• INSTRUCTIONS FOR THE TASK
Show every line in the entries below where the word "destination" appears.
──────── STORED ROWS
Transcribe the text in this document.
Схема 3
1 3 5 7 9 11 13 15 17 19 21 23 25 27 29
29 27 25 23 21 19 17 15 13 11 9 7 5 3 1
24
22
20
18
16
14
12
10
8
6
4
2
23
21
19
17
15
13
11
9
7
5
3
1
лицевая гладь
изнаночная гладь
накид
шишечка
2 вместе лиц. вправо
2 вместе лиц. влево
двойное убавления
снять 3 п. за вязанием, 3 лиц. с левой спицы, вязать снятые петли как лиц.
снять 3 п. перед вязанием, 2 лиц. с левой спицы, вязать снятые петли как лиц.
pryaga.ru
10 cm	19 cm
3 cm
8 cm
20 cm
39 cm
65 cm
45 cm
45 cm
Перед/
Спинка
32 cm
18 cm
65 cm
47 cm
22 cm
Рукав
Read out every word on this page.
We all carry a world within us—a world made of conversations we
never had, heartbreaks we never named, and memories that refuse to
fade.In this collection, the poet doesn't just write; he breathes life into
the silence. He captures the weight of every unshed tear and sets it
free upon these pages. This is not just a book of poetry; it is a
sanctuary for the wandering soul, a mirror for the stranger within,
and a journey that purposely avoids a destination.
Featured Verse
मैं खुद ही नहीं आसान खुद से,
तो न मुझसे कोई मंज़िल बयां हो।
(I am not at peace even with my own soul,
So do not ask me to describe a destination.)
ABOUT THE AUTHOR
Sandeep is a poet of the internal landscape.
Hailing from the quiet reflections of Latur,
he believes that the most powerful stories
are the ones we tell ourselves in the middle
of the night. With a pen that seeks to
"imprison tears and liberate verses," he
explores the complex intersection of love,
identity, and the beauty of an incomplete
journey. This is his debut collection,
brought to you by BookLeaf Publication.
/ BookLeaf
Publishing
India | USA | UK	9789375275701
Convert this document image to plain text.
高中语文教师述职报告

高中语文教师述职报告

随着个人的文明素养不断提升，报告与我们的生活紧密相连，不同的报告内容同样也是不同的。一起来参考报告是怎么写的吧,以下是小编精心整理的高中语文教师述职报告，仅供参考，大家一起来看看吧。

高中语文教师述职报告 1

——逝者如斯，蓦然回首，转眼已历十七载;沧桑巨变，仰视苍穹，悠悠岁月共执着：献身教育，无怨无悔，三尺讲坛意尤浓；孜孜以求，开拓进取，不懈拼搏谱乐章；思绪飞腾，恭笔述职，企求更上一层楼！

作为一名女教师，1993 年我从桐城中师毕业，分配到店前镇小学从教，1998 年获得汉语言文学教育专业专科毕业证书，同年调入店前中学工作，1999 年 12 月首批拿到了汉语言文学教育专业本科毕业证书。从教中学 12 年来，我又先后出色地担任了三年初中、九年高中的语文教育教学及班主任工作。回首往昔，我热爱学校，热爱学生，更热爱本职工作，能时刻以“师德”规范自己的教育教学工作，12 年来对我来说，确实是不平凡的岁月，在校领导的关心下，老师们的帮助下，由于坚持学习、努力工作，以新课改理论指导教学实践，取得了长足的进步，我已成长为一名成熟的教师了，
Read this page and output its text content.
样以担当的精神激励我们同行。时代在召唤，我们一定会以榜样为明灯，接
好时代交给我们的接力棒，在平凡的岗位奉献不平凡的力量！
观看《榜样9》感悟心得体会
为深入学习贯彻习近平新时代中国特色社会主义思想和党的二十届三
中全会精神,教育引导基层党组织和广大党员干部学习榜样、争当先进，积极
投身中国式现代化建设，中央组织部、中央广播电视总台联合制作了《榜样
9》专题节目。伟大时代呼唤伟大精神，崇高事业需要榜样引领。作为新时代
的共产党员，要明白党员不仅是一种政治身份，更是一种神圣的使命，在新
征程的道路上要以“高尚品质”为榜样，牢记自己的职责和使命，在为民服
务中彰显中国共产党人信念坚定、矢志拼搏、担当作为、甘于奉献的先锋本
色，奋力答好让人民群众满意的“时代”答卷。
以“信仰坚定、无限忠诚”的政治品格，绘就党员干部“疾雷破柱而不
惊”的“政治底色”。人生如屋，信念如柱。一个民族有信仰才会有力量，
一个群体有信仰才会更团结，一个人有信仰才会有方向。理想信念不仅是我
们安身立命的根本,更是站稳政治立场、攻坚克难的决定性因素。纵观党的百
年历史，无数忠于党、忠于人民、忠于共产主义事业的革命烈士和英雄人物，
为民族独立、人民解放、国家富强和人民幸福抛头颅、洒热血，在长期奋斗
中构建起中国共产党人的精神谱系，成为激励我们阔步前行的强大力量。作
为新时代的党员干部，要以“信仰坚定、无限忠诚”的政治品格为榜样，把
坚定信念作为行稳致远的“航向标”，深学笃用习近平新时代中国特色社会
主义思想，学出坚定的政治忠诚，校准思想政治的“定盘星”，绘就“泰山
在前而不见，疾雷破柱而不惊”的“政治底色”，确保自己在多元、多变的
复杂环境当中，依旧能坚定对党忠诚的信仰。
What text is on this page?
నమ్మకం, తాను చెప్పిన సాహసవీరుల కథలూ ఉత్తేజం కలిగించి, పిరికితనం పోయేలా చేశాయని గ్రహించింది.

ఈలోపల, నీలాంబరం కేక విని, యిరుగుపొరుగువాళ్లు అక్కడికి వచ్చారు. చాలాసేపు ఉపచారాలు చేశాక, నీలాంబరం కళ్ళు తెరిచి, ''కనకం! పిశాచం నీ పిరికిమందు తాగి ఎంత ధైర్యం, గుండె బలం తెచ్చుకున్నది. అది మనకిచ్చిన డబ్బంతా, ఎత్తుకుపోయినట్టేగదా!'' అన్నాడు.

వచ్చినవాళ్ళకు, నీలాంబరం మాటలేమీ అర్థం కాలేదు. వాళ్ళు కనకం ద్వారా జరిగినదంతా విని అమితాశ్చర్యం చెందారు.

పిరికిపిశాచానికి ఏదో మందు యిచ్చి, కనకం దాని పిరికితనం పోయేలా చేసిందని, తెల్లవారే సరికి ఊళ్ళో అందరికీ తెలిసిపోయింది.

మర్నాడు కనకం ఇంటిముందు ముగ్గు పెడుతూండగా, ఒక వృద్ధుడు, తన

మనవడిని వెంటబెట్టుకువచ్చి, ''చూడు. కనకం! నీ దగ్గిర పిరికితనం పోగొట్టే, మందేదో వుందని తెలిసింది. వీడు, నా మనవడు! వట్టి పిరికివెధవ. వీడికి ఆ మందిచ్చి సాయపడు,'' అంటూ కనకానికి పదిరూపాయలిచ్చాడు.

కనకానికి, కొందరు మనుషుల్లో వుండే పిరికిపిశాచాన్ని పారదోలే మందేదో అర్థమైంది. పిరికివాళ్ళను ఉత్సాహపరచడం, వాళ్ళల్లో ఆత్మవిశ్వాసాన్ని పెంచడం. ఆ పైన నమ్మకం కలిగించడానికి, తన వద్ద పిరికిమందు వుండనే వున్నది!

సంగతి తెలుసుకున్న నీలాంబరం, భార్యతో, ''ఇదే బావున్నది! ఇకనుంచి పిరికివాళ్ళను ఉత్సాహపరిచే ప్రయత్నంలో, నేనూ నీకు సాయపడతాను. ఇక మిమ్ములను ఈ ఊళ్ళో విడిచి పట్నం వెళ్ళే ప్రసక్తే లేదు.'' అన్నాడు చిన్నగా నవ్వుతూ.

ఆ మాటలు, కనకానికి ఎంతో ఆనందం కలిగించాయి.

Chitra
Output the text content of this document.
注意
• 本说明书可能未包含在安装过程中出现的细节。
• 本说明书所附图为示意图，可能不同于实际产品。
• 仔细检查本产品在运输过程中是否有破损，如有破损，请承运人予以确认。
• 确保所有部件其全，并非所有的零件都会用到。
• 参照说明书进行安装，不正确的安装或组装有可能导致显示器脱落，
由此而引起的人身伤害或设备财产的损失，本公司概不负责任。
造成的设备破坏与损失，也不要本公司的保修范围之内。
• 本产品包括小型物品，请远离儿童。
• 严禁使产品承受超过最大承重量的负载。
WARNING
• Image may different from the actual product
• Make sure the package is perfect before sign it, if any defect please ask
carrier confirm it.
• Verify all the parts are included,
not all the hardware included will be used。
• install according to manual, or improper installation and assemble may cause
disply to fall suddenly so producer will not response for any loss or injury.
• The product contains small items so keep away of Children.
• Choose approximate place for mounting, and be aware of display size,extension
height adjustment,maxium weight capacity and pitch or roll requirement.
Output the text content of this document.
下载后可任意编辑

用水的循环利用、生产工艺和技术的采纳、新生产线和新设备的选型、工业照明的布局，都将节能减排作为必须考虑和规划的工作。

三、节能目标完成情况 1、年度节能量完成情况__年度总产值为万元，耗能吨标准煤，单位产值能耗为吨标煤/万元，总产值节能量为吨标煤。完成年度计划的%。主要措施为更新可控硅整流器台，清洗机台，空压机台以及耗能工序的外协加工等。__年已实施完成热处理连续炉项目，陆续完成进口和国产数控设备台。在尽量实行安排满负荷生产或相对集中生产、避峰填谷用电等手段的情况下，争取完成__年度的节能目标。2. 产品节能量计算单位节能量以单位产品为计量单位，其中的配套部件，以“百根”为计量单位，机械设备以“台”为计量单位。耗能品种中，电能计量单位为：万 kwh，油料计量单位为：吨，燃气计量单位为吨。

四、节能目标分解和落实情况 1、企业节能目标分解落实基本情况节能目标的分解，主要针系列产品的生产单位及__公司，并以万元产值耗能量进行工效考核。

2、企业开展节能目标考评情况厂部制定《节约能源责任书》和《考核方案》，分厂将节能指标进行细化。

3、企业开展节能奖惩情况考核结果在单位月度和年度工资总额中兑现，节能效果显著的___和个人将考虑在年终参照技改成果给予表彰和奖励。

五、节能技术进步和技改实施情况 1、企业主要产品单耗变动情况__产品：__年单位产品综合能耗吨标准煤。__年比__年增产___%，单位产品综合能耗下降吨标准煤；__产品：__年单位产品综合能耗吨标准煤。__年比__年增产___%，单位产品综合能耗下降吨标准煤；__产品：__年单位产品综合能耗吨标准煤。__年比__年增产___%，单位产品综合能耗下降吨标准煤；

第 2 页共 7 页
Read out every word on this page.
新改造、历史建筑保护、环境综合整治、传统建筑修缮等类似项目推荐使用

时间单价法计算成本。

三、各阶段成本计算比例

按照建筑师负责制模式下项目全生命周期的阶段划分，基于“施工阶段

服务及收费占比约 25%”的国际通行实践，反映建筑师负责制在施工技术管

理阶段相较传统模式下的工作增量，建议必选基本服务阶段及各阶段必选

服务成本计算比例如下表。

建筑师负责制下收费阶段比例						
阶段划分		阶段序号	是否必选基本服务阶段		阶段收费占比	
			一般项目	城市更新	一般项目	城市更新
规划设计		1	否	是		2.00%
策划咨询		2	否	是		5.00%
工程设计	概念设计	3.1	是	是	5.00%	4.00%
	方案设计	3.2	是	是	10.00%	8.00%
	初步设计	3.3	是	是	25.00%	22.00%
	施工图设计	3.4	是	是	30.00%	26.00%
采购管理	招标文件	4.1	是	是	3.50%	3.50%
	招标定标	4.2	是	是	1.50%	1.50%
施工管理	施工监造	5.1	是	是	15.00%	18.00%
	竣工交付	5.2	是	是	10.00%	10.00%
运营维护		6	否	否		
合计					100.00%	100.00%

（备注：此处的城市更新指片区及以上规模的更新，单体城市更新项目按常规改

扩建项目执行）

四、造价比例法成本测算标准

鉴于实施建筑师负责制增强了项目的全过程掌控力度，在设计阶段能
────────────────
• CORRECT RESULT
and a journey that purposely avoids a destination.
So do not ask me to describe a destination.)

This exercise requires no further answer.